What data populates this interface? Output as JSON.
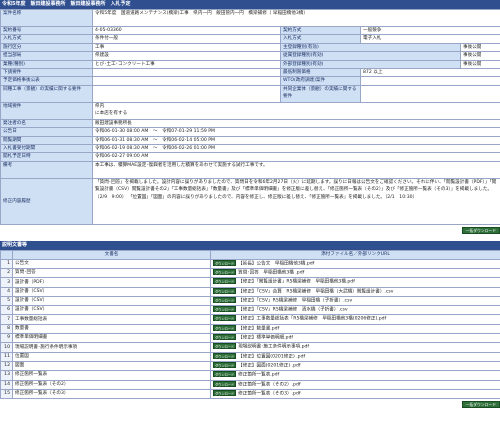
{
  "title": "令和5年度　飯田建設事務所　飯田建設事務所　入札予定",
  "labels": {
    "project_name": "案件名称",
    "contract_no": "契約番号",
    "contract_method": "契約方式",
    "bid_method": "入札方式",
    "bid_method2": "入札方式",
    "category": "施行区分",
    "main_reg": "主登録種別(有効)",
    "section": "担当部局",
    "sub_reg1": "従属登録種別(有効)",
    "work_type": "業種(種別)",
    "sub_reg2": "外部登録種別(有効)",
    "subcontract": "下請要件",
    "min_price": "最低制限価格",
    "upper_price": "予定価格事後公表",
    "wto": "WTO(政府調達)案件",
    "base_amount_open": "同種工事（景観）の実績に関する要件",
    "joint_open": "共同企業体（景観）の実績に関する要件",
    "region": "地域要件",
    "office": "発注者の名",
    "notice_date": "公告日",
    "view_period": "閲覧期間",
    "bid_period": "入札書受付期間",
    "open_date": "開札予定日時",
    "note": "備考",
    "revision": "修正内容履歴"
  },
  "values": {
    "project_name": "令和5年度　国道道路メンテナンス(橋梁)工事　県内一円　飯田管内一円　橋梁補修（\n早稲田橋他3橋）",
    "contract_no": "4-05-03360",
    "contract_method": "一般競争",
    "bid_method": "条件付一般",
    "bid_method2": "電子入札",
    "category": "工事",
    "main_reg": "事後公開",
    "section": "県建設",
    "sub_reg1": "事後公開",
    "work_type": "とび･土工･コンクリート工事",
    "sub_reg2": "事後公開",
    "subcontract": "",
    "min_price": "872 以上",
    "upper_price": "",
    "wto": "",
    "base_amount_open": "",
    "joint_open": "",
    "region_a": "県内",
    "region_b": "に本店を有する",
    "office": "飯田建設事務所長",
    "notice_date": "令和06-01-30 08:00 AM　～　令和07-01-29 11:59 PM",
    "view_period": "令和06-01-31 08:30 AM　～　令和06-02-14 05:00 PM",
    "bid_period": "令和06-02-19 08:30 AM　～　令和06-02-26 01:00 PM",
    "open_date": "令和06-02-27 09:00 AM",
    "note": "本工事は、積算MAE設定･復興者を活用した積算をあわせて実施する試行工事です。",
    "revision": "「質問･回答」を掲載しました。設計内容に誤りがありましたので、質問日を令和6年2月27日（火）に延期します。誤りに日報は公告文をご確認ください。それに伴い、「閲覧設計書（PDF）」「閲覧設計書（CSV）閲覧設計書その2」「工事数量総括表」「数量書」及び「標準単価明細書」を修正版に差し替え、「修正箇所一覧表（その2）」及び「修正箇所一覧表（その3）」を掲載しました。（2/9　9:00）\n「位置図」「図面」の内容に誤りがありましたので、内容を修正し、修正版に差し替え、「修正箇所一覧表」を掲載しました。（2/1　10:30）"
  },
  "download_all_label": "一括ダウンロード",
  "docs": {
    "section_title": "説明文書等",
    "col_name": "文書名",
    "col_file": "添付ファイル名／外部リンクURL",
    "icon_label": "ダウンロード",
    "rows": [
      {
        "no": "1",
        "name": "公告文",
        "file": "【延長】公告文　早稲田橋他3橋.pdf"
      },
      {
        "no": "2",
        "name": "質問･回答",
        "file": "質問･回答　早稲田橋他3橋 .pdf"
      },
      {
        "no": "3",
        "name": "設計書（PDF）",
        "file": "【修正】「閲覧設計書」R5橋梁補修　早稲田橋他3橋.pdf"
      },
      {
        "no": "4",
        "name": "設計書（CSV）",
        "file": "【修正】「CSV」合算　R5橋梁補修　早稲田橋（大武橋）閲覧設計書）.csv"
      },
      {
        "no": "5",
        "name": "設計書（CSV）",
        "file": "【修正】「CSV」R5橋梁補修　早稲田橋（子折書）.csv"
      },
      {
        "no": "6",
        "name": "設計書（CSV）",
        "file": "【修正】「CSV」R5橋梁補修　清水橋（子折書）.csv"
      },
      {
        "no": "7",
        "name": "工事数量総括表",
        "file": "【修正】工事数量総括表「R5橋梁補修　早稲田橋他3橋(0206修正).pdf"
      },
      {
        "no": "8",
        "name": "数量書",
        "file": "【修正】数量書.pdf"
      },
      {
        "no": "9",
        "name": "標準単価明細書",
        "file": "【修正】標準単価明細.pdf"
      },
      {
        "no": "10",
        "name": "現場説明書･施行条件明示事項",
        "file": "現場説明書･施工条件明示事項.pdf"
      },
      {
        "no": "11",
        "name": "位置図",
        "file": "【修正】位置図(0201修正) .pdf"
      },
      {
        "no": "12",
        "name": "図面",
        "file": "【修正】図面(0201修正) .pdf"
      },
      {
        "no": "13",
        "name": "修正箇所一覧表",
        "file": "修正箇所一覧表.pdf"
      },
      {
        "no": "14",
        "name": "修正箇所一覧表（その2）",
        "file": "修正箇所一覧表（その2）.pdf"
      },
      {
        "no": "15",
        "name": "修正箇所一覧表（その3）",
        "file": "修正箇所一覧表（その3）.pdf"
      }
    ]
  }
}
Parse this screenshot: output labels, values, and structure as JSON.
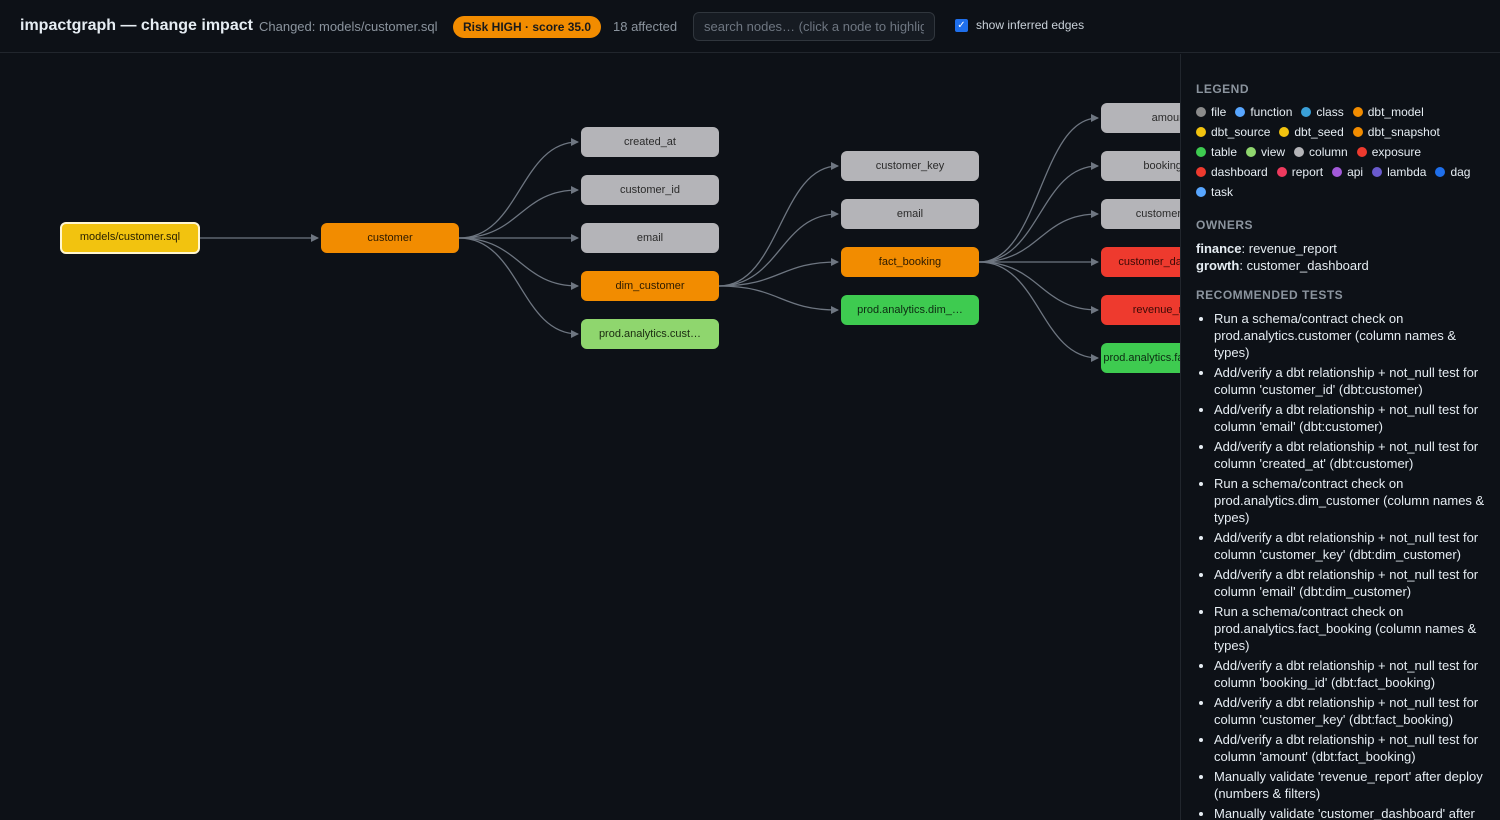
{
  "header": {
    "title": "impactgraph — change impact",
    "changed": "Changed: models/customer.sql",
    "risk": "Risk HIGH · score 35.0",
    "affected": "18 affected",
    "search_placeholder": "search nodes… (click a node to highlight)",
    "inferred_label": "show inferred edges",
    "inferred_checked": true
  },
  "colors": {
    "risk": "#f28c00",
    "file": "#9e9e9e",
    "changed_node": "#f2c30f",
    "dbt_model": "#f28c00",
    "column": "#b4b4b8",
    "table": "#3ecb50",
    "view": "#8fd66e",
    "dashboard": "#ee3a2e"
  },
  "graph": {
    "nodes": [
      {
        "id": "models/customer.sql",
        "label": "models/customer.sql",
        "kind": "file_changed"
      },
      {
        "id": "customer",
        "label": "customer",
        "kind": "dbt_model"
      },
      {
        "id": "created_at",
        "label": "created_at",
        "kind": "column"
      },
      {
        "id": "customer_id",
        "label": "customer_id",
        "kind": "column"
      },
      {
        "id": "email_1",
        "label": "email",
        "kind": "column"
      },
      {
        "id": "dim_customer",
        "label": "dim_customer",
        "kind": "dbt_model"
      },
      {
        "id": "prod.analytics.customer",
        "label": "prod.analytics.cust…",
        "kind": "view"
      },
      {
        "id": "customer_key",
        "label": "customer_key",
        "kind": "column"
      },
      {
        "id": "email_2",
        "label": "email",
        "kind": "column"
      },
      {
        "id": "fact_booking",
        "label": "fact_booking",
        "kind": "dbt_model"
      },
      {
        "id": "prod.analytics.dim_customer",
        "label": "prod.analytics.dim_…",
        "kind": "table"
      },
      {
        "id": "amount",
        "label": "amount",
        "kind": "column"
      },
      {
        "id": "booking_id",
        "label": "booking_id",
        "kind": "column"
      },
      {
        "id": "customer_key_2",
        "label": "customer_key",
        "kind": "column"
      },
      {
        "id": "customer_dashboard",
        "label": "customer_dashboard",
        "kind": "dashboard"
      },
      {
        "id": "revenue_report",
        "label": "revenue_report",
        "kind": "report"
      },
      {
        "id": "prod.analytics.fact_booking",
        "label": "prod.analytics.fact_booking",
        "kind": "table"
      }
    ]
  },
  "legend": {
    "title": "LEGEND",
    "items": [
      {
        "label": "file",
        "color": "#8b8b8b"
      },
      {
        "label": "function",
        "color": "#58a6ff"
      },
      {
        "label": "class",
        "color": "#3aa0d8"
      },
      {
        "label": "dbt_model",
        "color": "#f28c00"
      },
      {
        "label": "dbt_source",
        "color": "#f2c30f"
      },
      {
        "label": "dbt_seed",
        "color": "#f2c30f"
      },
      {
        "label": "dbt_snapshot",
        "color": "#f28c00"
      },
      {
        "label": "table",
        "color": "#3ecb50"
      },
      {
        "label": "view",
        "color": "#8fd66e"
      },
      {
        "label": "column",
        "color": "#b4b4b8"
      },
      {
        "label": "exposure",
        "color": "#ee3a2e"
      },
      {
        "label": "dashboard",
        "color": "#ee3a2e"
      },
      {
        "label": "report",
        "color": "#ee3a5e"
      },
      {
        "label": "api",
        "color": "#a259d9"
      },
      {
        "label": "lambda",
        "color": "#6a5acd"
      },
      {
        "label": "dag",
        "color": "#1f6feb"
      },
      {
        "label": "task",
        "color": "#58a6ff"
      }
    ]
  },
  "owners": {
    "title": "OWNERS",
    "rows": [
      {
        "team": "finance",
        "asset": "revenue_report"
      },
      {
        "team": "growth",
        "asset": "customer_dashboard"
      }
    ]
  },
  "tests": {
    "title": "RECOMMENDED TESTS",
    "items": [
      "Run a schema/contract check on prod.analytics.customer (column names & types)",
      "Add/verify a dbt relationship + not_null test for column 'customer_id' (dbt:customer)",
      "Add/verify a dbt relationship + not_null test for column 'email' (dbt:customer)",
      "Add/verify a dbt relationship + not_null test for column 'created_at' (dbt:customer)",
      "Run a schema/contract check on prod.analytics.dim_customer (column names & types)",
      "Add/verify a dbt relationship + not_null test for column 'customer_key' (dbt:dim_customer)",
      "Add/verify a dbt relationship + not_null test for column 'email' (dbt:dim_customer)",
      "Run a schema/contract check on prod.analytics.fact_booking (column names & types)",
      "Add/verify a dbt relationship + not_null test for column 'booking_id' (dbt:fact_booking)",
      "Add/verify a dbt relationship + not_null test for column 'customer_key' (dbt:fact_booking)",
      "Add/verify a dbt relationship + not_null test for column 'amount' (dbt:fact_booking)",
      "Manually validate 'revenue_report' after deploy (numbers & filters)",
      "Manually validate 'customer_dashboard' after deploy (numbers & filters)"
    ]
  }
}
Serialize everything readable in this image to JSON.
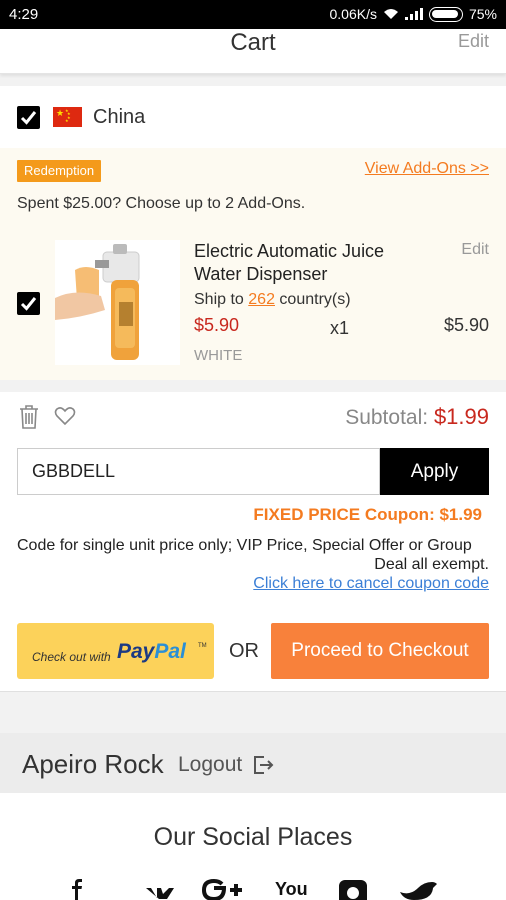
{
  "status_bar": {
    "time": "4:29",
    "network_speed": "0.06K/s",
    "battery": "75%"
  },
  "header": {
    "title": "Cart",
    "edit_label": "Edit"
  },
  "store": {
    "country": "China",
    "checked": true
  },
  "promotion": {
    "badge": "Redemption",
    "view_addons": "View Add-Ons >>",
    "message": "Spent $25.00? Choose up to 2 Add-Ons."
  },
  "item": {
    "name": "Electric Automatic Juice Water Dispenser",
    "edit_label": "Edit",
    "ship_prefix": "Ship to",
    "ship_count": "262",
    "ship_suffix": "country(s)",
    "price": "$5.90",
    "quantity": "x1",
    "line_total": "$5.90",
    "variant": "WHITE",
    "checked": true
  },
  "summary": {
    "subtotal_label": "Subtotal:",
    "subtotal_value": "$1.99",
    "coupon_value": "GBBDELL",
    "apply_label": "Apply",
    "coupon_result": "FIXED PRICE Coupon: $1.99",
    "note_line1": "Code for single unit price only; VIP Price, Special Offer or Group",
    "note_line2": "Deal all exempt.",
    "cancel_link": "Click here to cancel coupon code"
  },
  "checkout": {
    "paypal_prefix": "Check out with",
    "paypal_pay": "Pay",
    "paypal_pal": "Pal",
    "paypal_tm": "TM",
    "or_label": "OR",
    "proceed_label": "Proceed to Checkout"
  },
  "account": {
    "name": "Apeiro Rock",
    "logout_label": "Logout"
  },
  "footer": {
    "social_title": "Our Social Places",
    "social_icons": [
      "facebook-icon",
      "vk-icon",
      "google-plus-icon",
      "youtube-icon",
      "instagram-icon",
      "twitter-icon"
    ],
    "youtube_text": "You"
  },
  "colors": {
    "accent_orange": "#f47b20",
    "price_red": "#c8281e",
    "checkout_button": "#f8813b",
    "paypal_yellow": "#fcd25a",
    "link_blue": "#3b7fd6"
  }
}
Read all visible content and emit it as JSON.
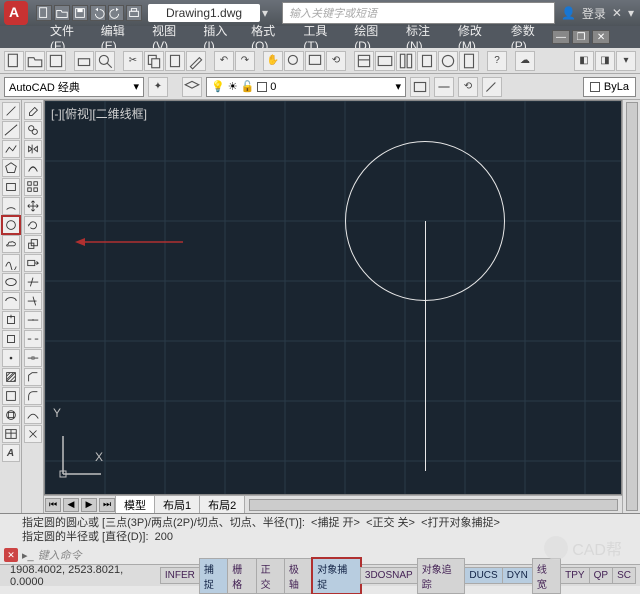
{
  "title": "Drawing1.dwg",
  "search_placeholder": "输入关键字或短语",
  "login_label": "登录",
  "menus": [
    "文件(F)",
    "编辑(E)",
    "视图(V)",
    "插入(I)",
    "格式(O)",
    "工具(T)",
    "绘图(D)",
    "标注(N)",
    "修改(M)",
    "参数(P)"
  ],
  "workspace": {
    "label": "AutoCAD 经典"
  },
  "layer": {
    "name": "0"
  },
  "bylayer_label": "ByLa",
  "viewport_label": "[-][俯视][二维线框]",
  "ucs": {
    "x": "X",
    "y": "Y"
  },
  "tabs": {
    "model": "模型",
    "layout1": "布局1",
    "layout2": "布局2"
  },
  "command_history": "指定圆的圆心或 [三点(3P)/两点(2P)/切点、切点、半径(T)]:  <捕捉 开>  <正交 关>  <打开对象捕捉>\n指定圆的半径或 [直径(D)]:  200",
  "command_prompt": "键入命令",
  "status": {
    "coords": "1908.4002, 2523.8021, 0.0000",
    "toggles": [
      "INFER",
      "捕捉",
      "栅格",
      "正交",
      "极轴",
      "对象捕捉",
      "3DOSNAP",
      "对象追踪",
      "DUCS",
      "DYN",
      "线宽",
      "TPY",
      "QP",
      "SC"
    ]
  },
  "watermark": "CAD帮"
}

....

Quote exactly the lines from the one that contains "Read all visible content and emit it as JSON." through the end of the listing above, both ends included, leaving out the pictures.

Read all visible content and emit it as JSON.
{
  "title": "Drawing1.dwg",
  "search_placeholder": "输入关键字或短语",
  "login_label": "登录",
  "menus": [
    "文件(F)",
    "编辑(E)",
    "视图(V)",
    "插入(I)",
    "格式(O)",
    "工具(T)",
    "绘图(D)",
    "标注(N)",
    "修改(M)",
    "参数(P)"
  ],
  "workspace": {
    "label": "AutoCAD 经典"
  },
  "layer": {
    "name": "0"
  },
  "bylayer_label": "ByLa",
  "viewport_label": "[-][俯视][二维线框]",
  "ucs": {
    "x": "X",
    "y": "Y"
  },
  "tabs": {
    "model": "模型",
    "layout1": "布局1",
    "layout2": "布局2"
  },
  "command_history": "指定圆的圆心或 [三点(3P)/两点(2P)/切点、切点、半径(T)]:  <捕捉 开>  <正交 关>  <打开对象捕捉>\n指定圆的半径或 [直径(D)]:  200",
  "command_prompt": "键入命令",
  "status": {
    "coords": "1908.4002, 2523.8021, 0.0000",
    "toggles": [
      "INFER",
      "捕捉",
      "栅格",
      "正交",
      "极轴",
      "对象捕捉",
      "3DOSNAP",
      "对象追踪",
      "DUCS",
      "DYN",
      "线宽",
      "TPY",
      "QP",
      "SC"
    ]
  },
  "watermark": "CAD帮"
}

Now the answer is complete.